• **Given instruction**
Each entry below should be written out exactly as it is, with no pictures.

• **Input for this task**
Start
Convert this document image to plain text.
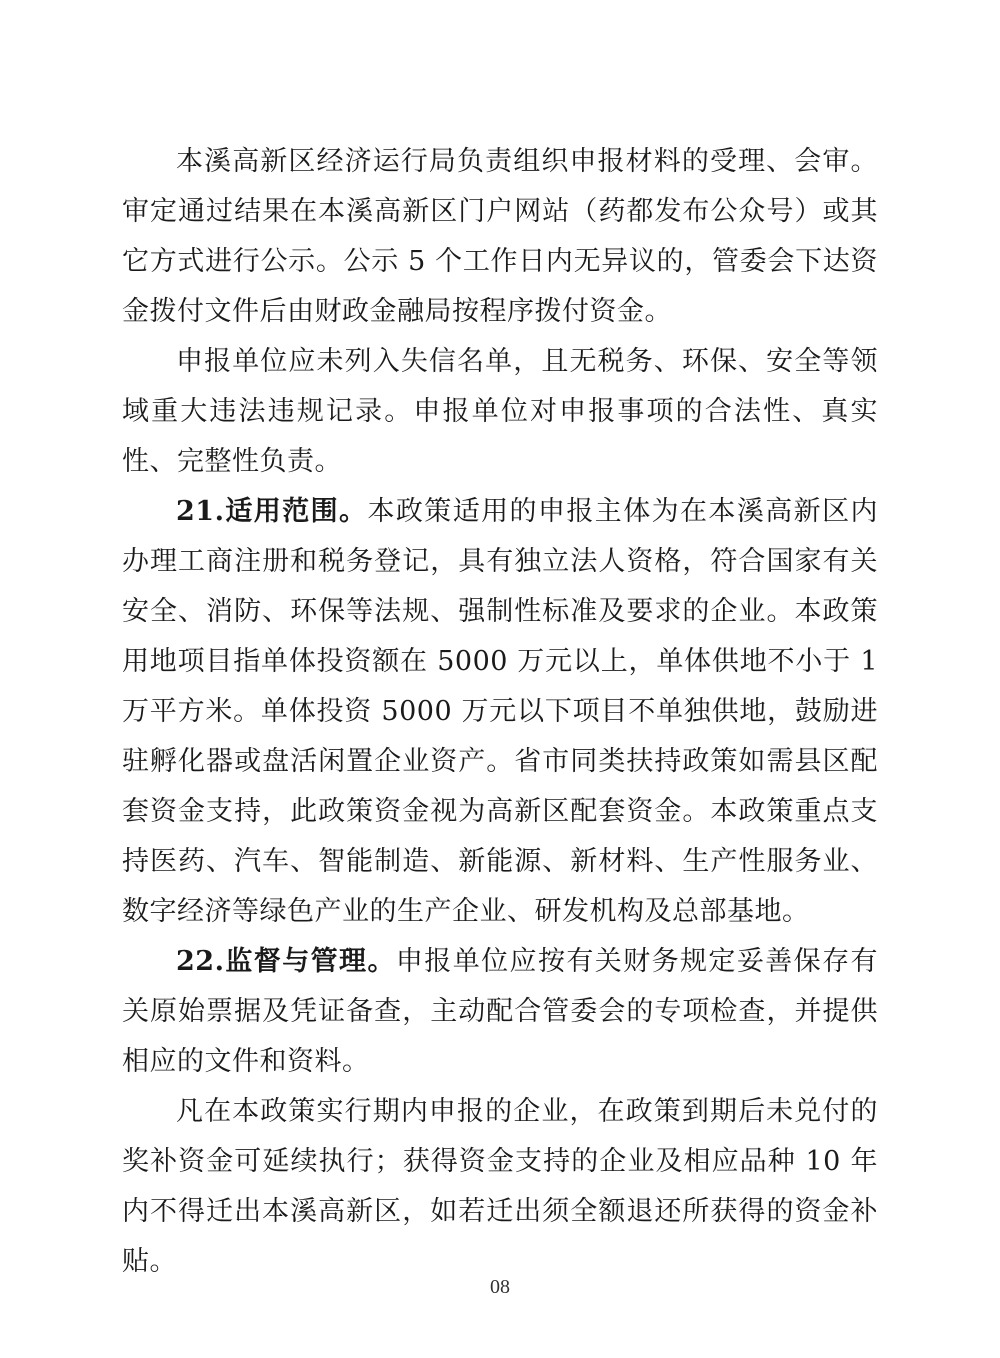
本溪高新区经济运行局负责组织申报材料的受理、会审。审定通过结果在本溪高新区门户网站（药都发布公众号）或其它方式进行公示。公示 5 个工作日内无异议的，管委会下达资金拨付文件后由财政金融局按程序拨付资金。

申报单位应未列入失信名单，且无税务、环保、安全等领域重大违法违规记录。申报单位对申报事项的合法性、真实性、完整性负责。

21.适用范围。本政策适用的申报主体为在本溪高新区内办理工商注册和税务登记，具有独立法人资格，符合国家有关安全、消防、环保等法规、强制性标准及要求的企业。本政策用地项目指单体投资额在 5000 万元以上，单体供地不小于 1 万平方米。单体投资 5000 万元以下项目不单独供地，鼓励进驻孵化器或盘活闲置企业资产。省市同类扶持政策如需县区配套资金支持，此政策资金视为高新区配套资金。本政策重点支持医药、汽车、智能制造、新能源、新材料、生产性服务业、数字经济等绿色产业的生产企业、研发机构及总部基地。

22.监督与管理。申报单位应按有关财务规定妥善保存有关原始票据及凭证备查，主动配合管委会的专项检查，并提供相应的文件和资料。

凡在本政策实行期内申报的企业，在政策到期后未兑付的奖补资金可延续执行；获得资金支持的企业及相应品种 10 年内不得迁出本溪高新区，如若迁出须全额退还所获得的资金补贴。

08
End
• **Task answer**
Convert this document image to plain text.
本溪高新区经济运行局负责组织申报材料的受理、会审。审定通过结果在本溪高新区门户网站（药都发布公众号）或其它方式进行公示。公示 5 个工作日内无异议的，管委会下达资金拨付文件后由财政金融局按程序拨付资金。

申报单位应未列入失信名单，且无税务、环保、安全等领域重大违法违规记录。申报单位对申报事项的合法性、真实性、完整性负责。

21.适用范围。本政策适用的申报主体为在本溪高新区内办理工商注册和税务登记，具有独立法人资格，符合国家有关安全、消防、环保等法规、强制性标准及要求的企业。本政策用地项目指单体投资额在 5000 万元以上，单体供地不小于 1 万平方米。单体投资 5000 万元以下项目不单独供地，鼓励进驻孵化器或盘活闲置企业资产。省市同类扶持政策如需县区配套资金支持，此政策资金视为高新区配套资金。本政策重点支持医药、汽车、智能制造、新能源、新材料、生产性服务业、数字经济等绿色产业的生产企业、研发机构及总部基地。

22.监督与管理。申报单位应按有关财务规定妥善保存有关原始票据及凭证备查，主动配合管委会的专项检查，并提供相应的文件和资料。

凡在本政策实行期内申报的企业，在政策到期后未兑付的奖补资金可延续执行；获得资金支持的企业及相应品种 10 年内不得迁出本溪高新区，如若迁出须全额退还所获得的资金补贴。

08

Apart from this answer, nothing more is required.